**Extracted entries**.

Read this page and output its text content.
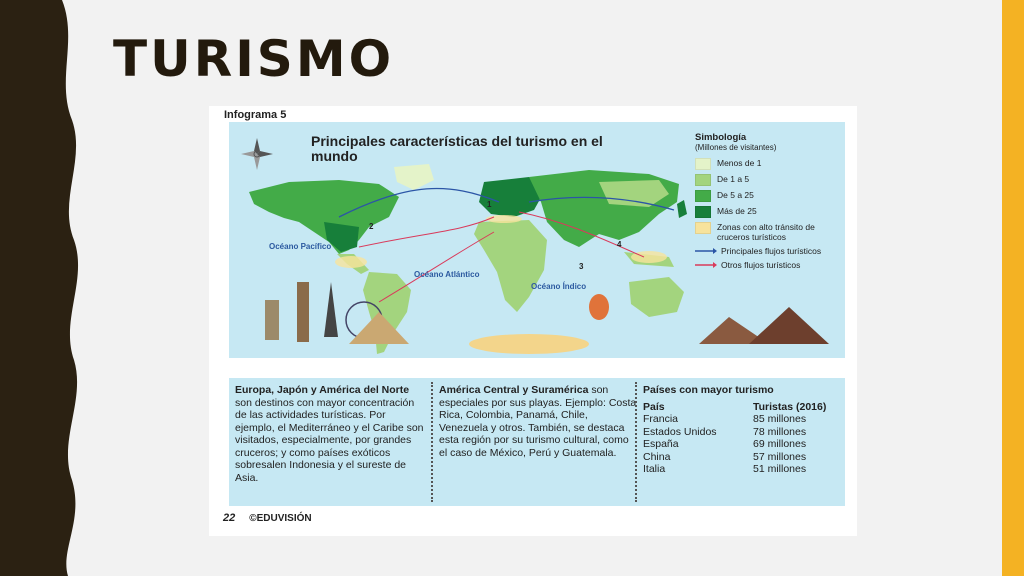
TURISMO
Infograma 5
Principales características del turismo en el mundo
Océano Pacífico
Océano Atlántico
Océano Índico
1
2
3
4
Simbología
(Millones de visitantes)
Menos de 1
De 1 a 5
De 5 a 25
Más de 25
Zonas con alto tránsito de cruceros turísticos
Principales flujos turísticos
Otros flujos turísticos
Europa, Japón y América del Norte son destinos con mayor concentración de las actividades turísticas. Por ejemplo, el Mediterráneo y el Caribe son visitados, especialmente, por grandes cruceros; y como países exóticos sobresalen Indonesia y el sureste de Asia.
América Central y Suramérica son especiales por sus playas. Ejemplo: Costa Rica, Colombia, Panamá, Chile, Venezuela y otros. También, se destaca esta región por su turismo cultural, como el caso de México, Perú y Guatemala.
Países con mayor turismo
País	Turistas (2016)
Francia	85 millones
Estados Unidos	78 millones
España	69 millones
China	57 millones
Italia	51 millones
22 ©EDUVISIÓN
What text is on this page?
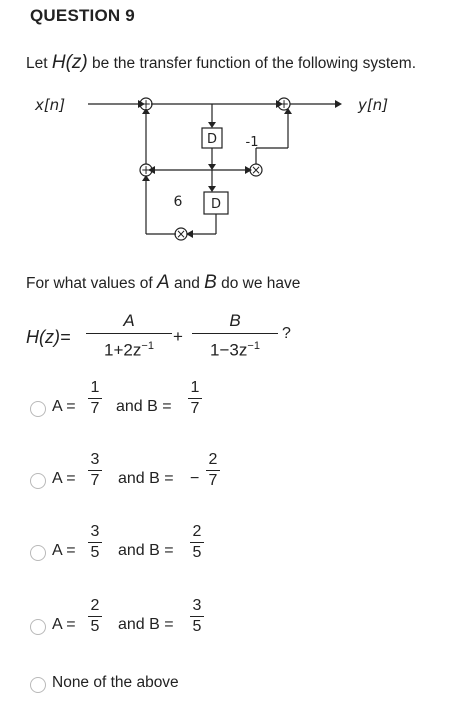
QUESTION 9
Let H(z) be the transfer function of the following system.
+	+
+	×
×
D
D
-1
6
x[n]	y[n]
For what values of A and B do we have
H(z)=
A
$1+2z^{-1}$	+
B
$1-3z^{-1}$
?
A =
1
7 and B =
1
7
A =
3
7 and B = −
2
7
A =
3
5 and B =
2
5
A =
2
5 and B =
3
5
None of the above
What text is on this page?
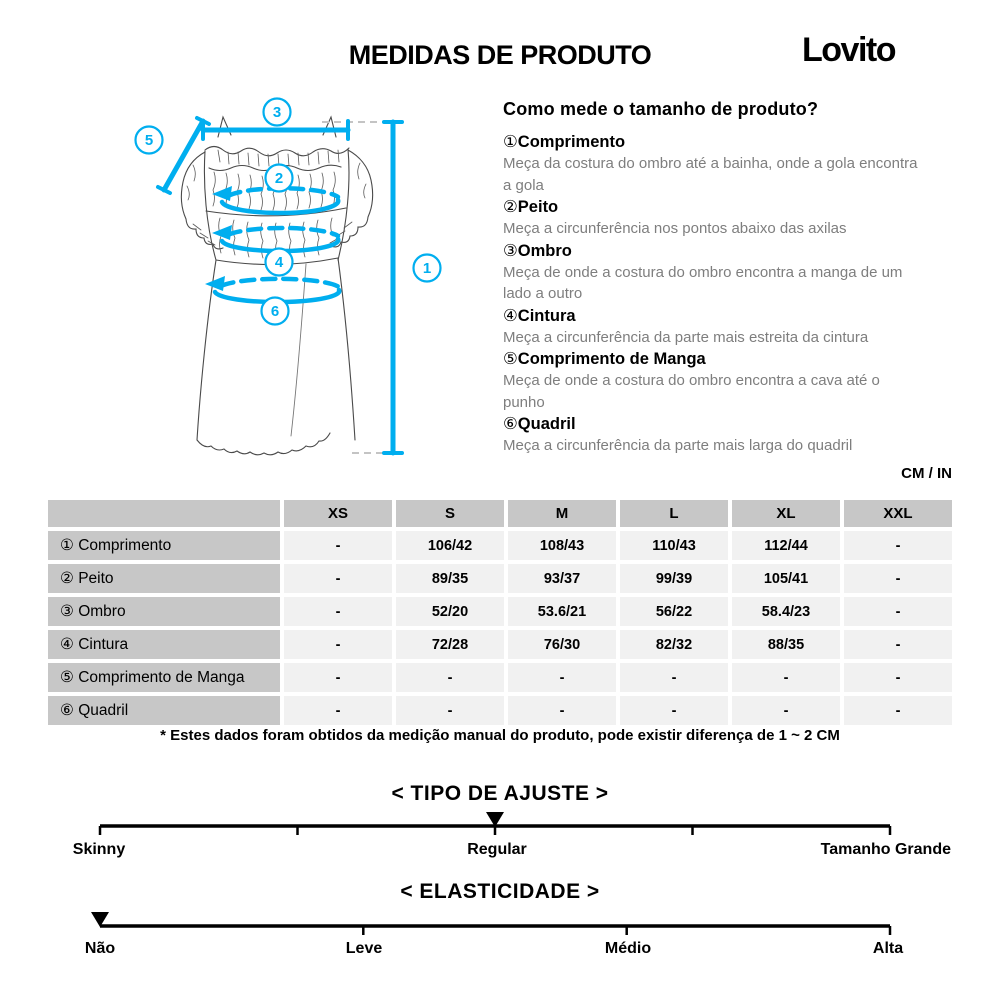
MEDIDAS DE PRODUTO	Lovito
1
2
3
4
5
6
Como mede o tamanho de produto?
①Comprimento

Meça da costura do ombro até a bainha, onde a gola encontra a gola

②Peito

Meça a circunferência nos pontos abaixo das axilas

③Ombro

Meça de onde a costura do ombro encontra a manga de um lado a outro

④Cintura

Meça a circunferência da parte mais estreita da cintura

⑤Comprimento de Manga

Meça de onde a costura do ombro encontra a cava até o punho

⑥Quadril

Meça a circunferência da parte mais larga do quadril

CM / IN
	XS	S	M	L	XL	XXL
① Comprimento	-	106/42	108/43	110/43	112/44	-
② Peito	-	89/35	93/37	99/39	105/41	-
③ Ombro	-	52/20	53.6/21	56/22	58.4/23	-
④ Cintura	-	72/28	76/30	82/32	88/35	-
⑤ Comprimento de Manga	-	-	-	-	-	-
⑥ Quadril	-	-	-	-	-	-
* Estes dados foram obtidos da medição manual do produto, pode existir diferença de 1 ~ 2 CM
< TIPO DE AJUSTE >
Skinny	Regular	Tamanho Grande
< ELASTICIDADE >
Não	Leve	Médio	Alta
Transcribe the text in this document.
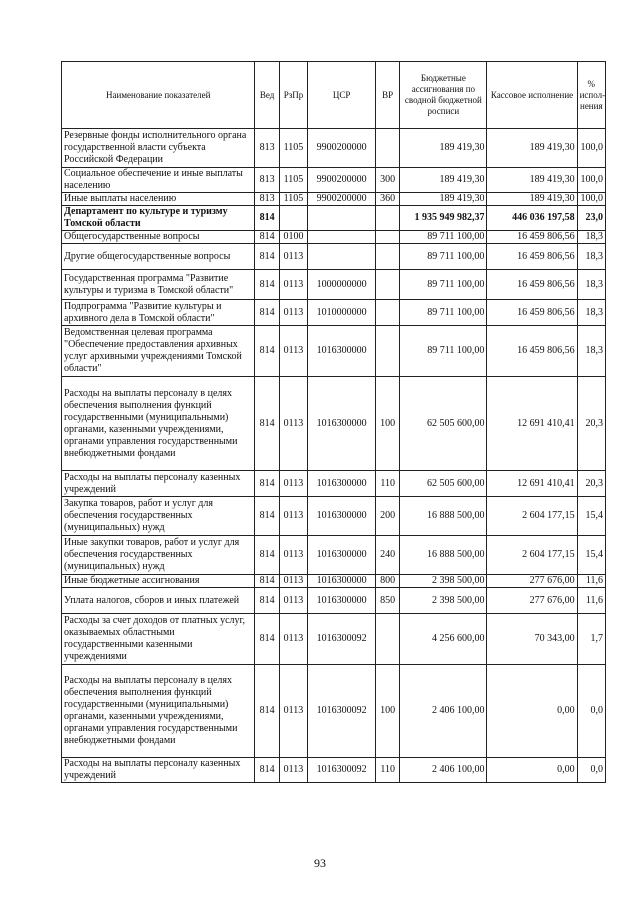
Наименование показателей	Вед	РзПр	ЦСР	ВР	Бюджетные ассигнования по сводной бюджетной росписи	Кассовое исполнение	% испол-нения
Резервные фонды исполнительного органа государственной власти субъекта Российской Федерации	813	1105	9900200000		189 419,30	189 419,30	100,0
Социальное обеспечение и иные выплаты населению	813	1105	9900200000	300	189 419,30	189 419,30	100,0
Иные выплаты населению	813	1105	9900200000	360	189 419,30	189 419,30	100,0
Департамент по культуре и туризму Томской области	814				1 935 949 982,37	446 036 197,58	23,0
Общегосударственные вопросы	814	0100			89 711 100,00	16 459 806,56	18,3
Другие общегосударственные вопросы	814	0113			89 711 100,00	16 459 806,56	18,3
Государственная программа "Развитие культуры и туризма в Томской области"	814	0113	1000000000		89 711 100,00	16 459 806,56	18,3
Подпрограмма "Развитие культуры и архивного дела в Томской области"	814	0113	1010000000		89 711 100,00	16 459 806,56	18,3
Ведомственная целевая программа "Обеспечение предоставления архивных услуг архивными учреждениями Томской области"	814	0113	1016300000		89 711 100,00	16 459 806,56	18,3
Расходы на выплаты персоналу в целях обеспечения выполнения функций государственными (муниципальными) органами, казенными учреждениями, органами управления государственными внебюджетными фондами	814	0113	1016300000	100	62 505 600,00	12 691 410,41	20,3
Расходы на выплаты персоналу казенных учреждений	814	0113	1016300000	110	62 505 600,00	12 691 410,41	20,3
Закупка товаров, работ и услуг для обеспечения государственных (муниципальных) нужд	814	0113	1016300000	200	16 888 500,00	2 604 177,15	15,4
Иные закупки товаров, работ и услуг для обеспечения государственных (муниципальных) нужд	814	0113	1016300000	240	16 888 500,00	2 604 177,15	15,4
Иные бюджетные ассигнования	814	0113	1016300000	800	2 398 500,00	277 676,00	11,6
Уплата налогов, сборов и иных платежей	814	0113	1016300000	850	2 398 500,00	277 676,00	11,6
Расходы за счет доходов от платных услуг, оказываемых областными государственными казенными учреждениями	814	0113	1016300092		4 256 600,00	70 343,00	1,7
Расходы на выплаты персоналу в целях обеспечения выполнения функций государственными (муниципальными) органами, казенными учреждениями, органами управления государственными внебюджетными фондами	814	0113	1016300092	100	2 406 100,00	0,00	0,0
Расходы на выплаты персоналу казенных учреждений	814	0113	1016300092	110	2 406 100,00	0,00	0,0
93
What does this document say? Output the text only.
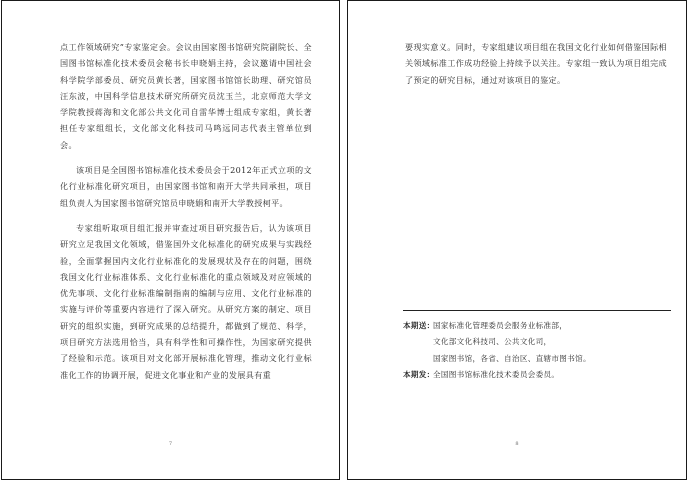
点工作领域研究”专家鉴定会。会议由国家图书馆研究院副院长、全国图书馆标准化技术委员会秘书长申晓娟主持，会议邀请中国社会科学院学部委员、研究员黄长著，国家图书馆馆长助理、研究馆员汪东波，中国科学信息技术研究所研究员沈玉兰，北京师范大学文学院教授蒋海和文化部公共文化司自雷华博士组成专家组，黄长著担任专家组组长，文化部文化科技司马鸣远同志代表主管单位到会。

该项目是全国图书馆标准化技术委员会于2012年正式立项的文化行业标准化研究项目，由国家图书馆和南开大学共同承担，项目组负责人为国家图书馆研究馆员申晓娟和南开大学教授柯平。

专家组听取项目组汇报并审查过项目研究报告后，认为该项目研究立足我国文化领域，借鉴国外文化标准化的研究成果与实践经验，全面掌握国内文化行业标准化的发展现状及存在的问题，围绕我国文化行业标准体系、文化行业标准化的重点领域及对应领域的优先事项、文化行业标准编制指南的编制与应用、文化行业标准的实施与评价等重要内容进行了深入研究。从研究方案的制定、项目研究的组织实施，到研究成果的总结提升，都做到了规范、科学，项目研究方法选用恰当，具有科学性和可操作性，为国家研究提供了经验和示范。该项目对文化部开展标准化管理，推动文化行业标准化工作的协调开展，促进文化事业和产业的发展具有重

7

要现实意义。同时，专家组建议项目组在我国文化行业如何借鉴国际相关领域标准工作成功经验上持续予以关注。专家组一致认为项目组完成了预定的研究目标，通过对该项目的鉴定。

本期送：
国家标准化管理委员会服务业标准部，
文化部文化科技司、公共文化司，
国家图书馆，各省、自治区、直辖市图书馆。
本期发：
全国图书馆标准化技术委员会委员。
8
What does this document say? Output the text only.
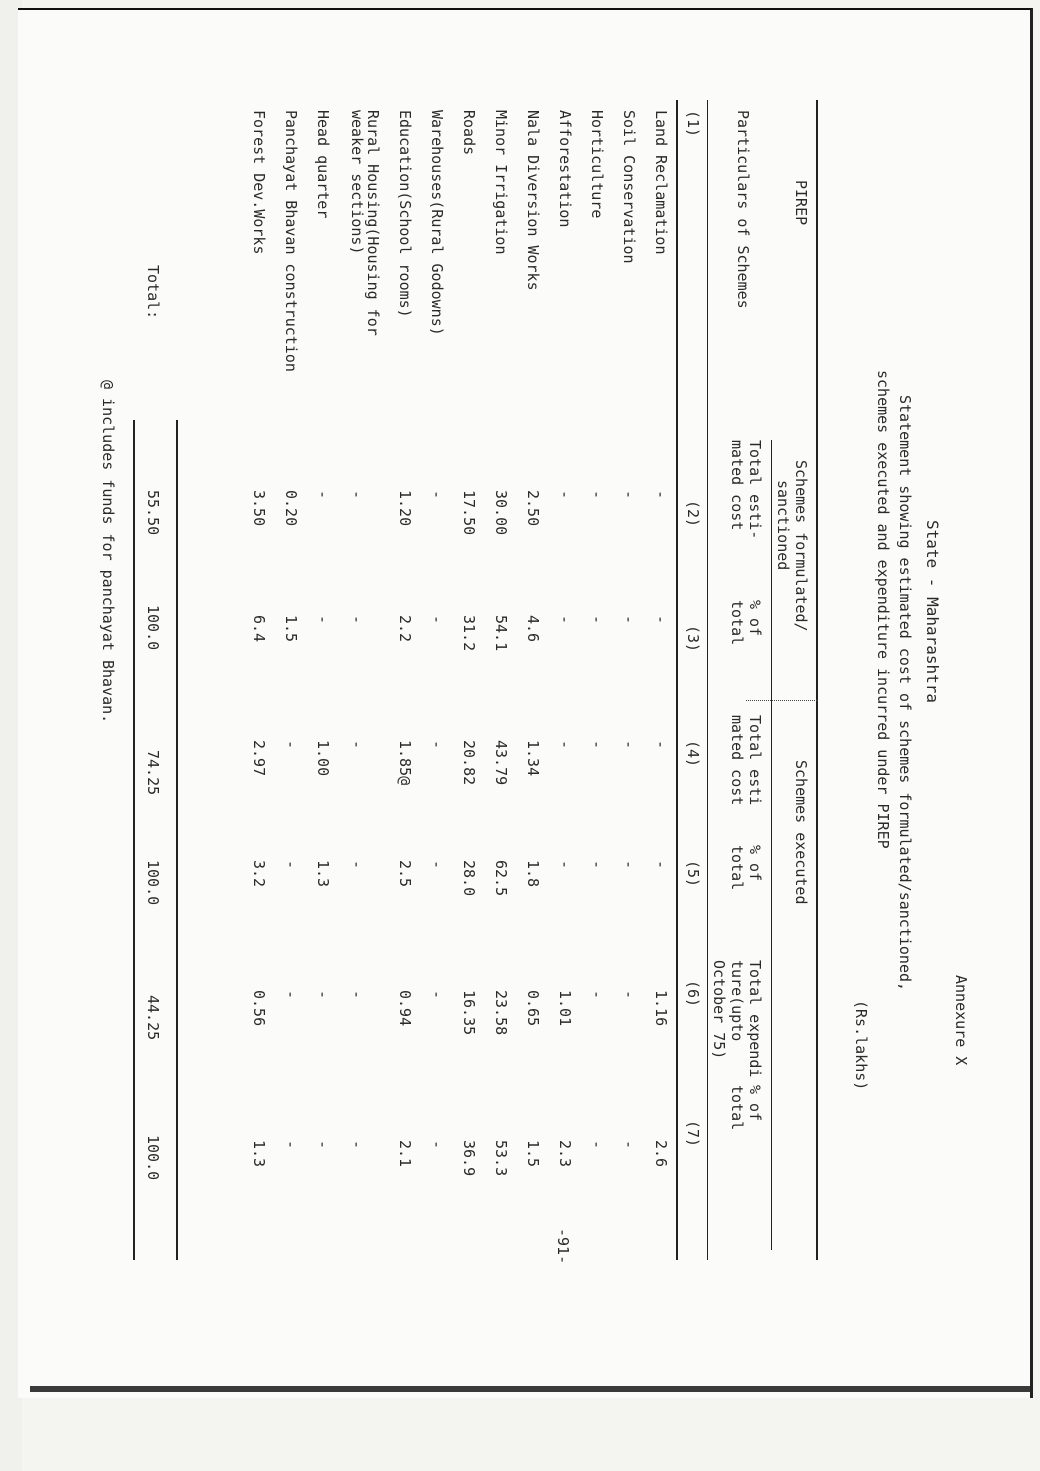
Annexure X
State - Maharashtra
Statement showing estimated cost of schemes formulated/sanctioned,
schemes executed and expenditure incurred under PIREP
(Rs.lakhs)
PIREP
Particulars of Schemes
Schemes formulated/
sanctioned
Schemes executed
Total esti-
mated cost
% of
total
Total esti
mated cost
% of
total
Total expendi
ture(upto
October 75)
% of
total
(1)
(2)
(3)
(4)
(5)
(6)
(7)
Land Reclamation
-
-
-
-
1.16
2.6
Soil Conservation
-
-
-
-
-
-
Horticulture
-
-
-
-
-
-
Afforestation
-
-
-
-
1.01
2.3
Nala Diversion Works
2.50
4.6
1.34
1.8
0.65
1.5
Minor Irrigation
30.00
54.1
43.79
62.5
23.58
53.3
Roads
17.50
31.2
20.82
28.0
16.35
36.9
Warehouses(Rural Godowns)
-
-
-
-
-
-
Education(School rooms)
1.20
2.2
1.85@
2.5
0.94
2.1
Rural Housing(Housing for
weaker sections)
-
-
-
-
-
-
Head quarter
-
-
1.00
1.3
-
-
Panchayat Bhavan construction
0.20
1.5
-
-
-
-
Forest Dev.Works
3.50
6.4
2.97
3.2
0.56
1.3
Total:
55.50
100.0
74.25
100.0
44.25
100.0
@ includes funds for panchayat Bhavan.
-91-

**Task instructions**.
Find the lines with the string "circunferência" and reproduce them.

**Correct answer**.
Meça a circunferência nos pontos abaixo das axilas
Meça a circunferência da parte mais estreita da cintura
Meça a circunferência da parte mais larga do quadril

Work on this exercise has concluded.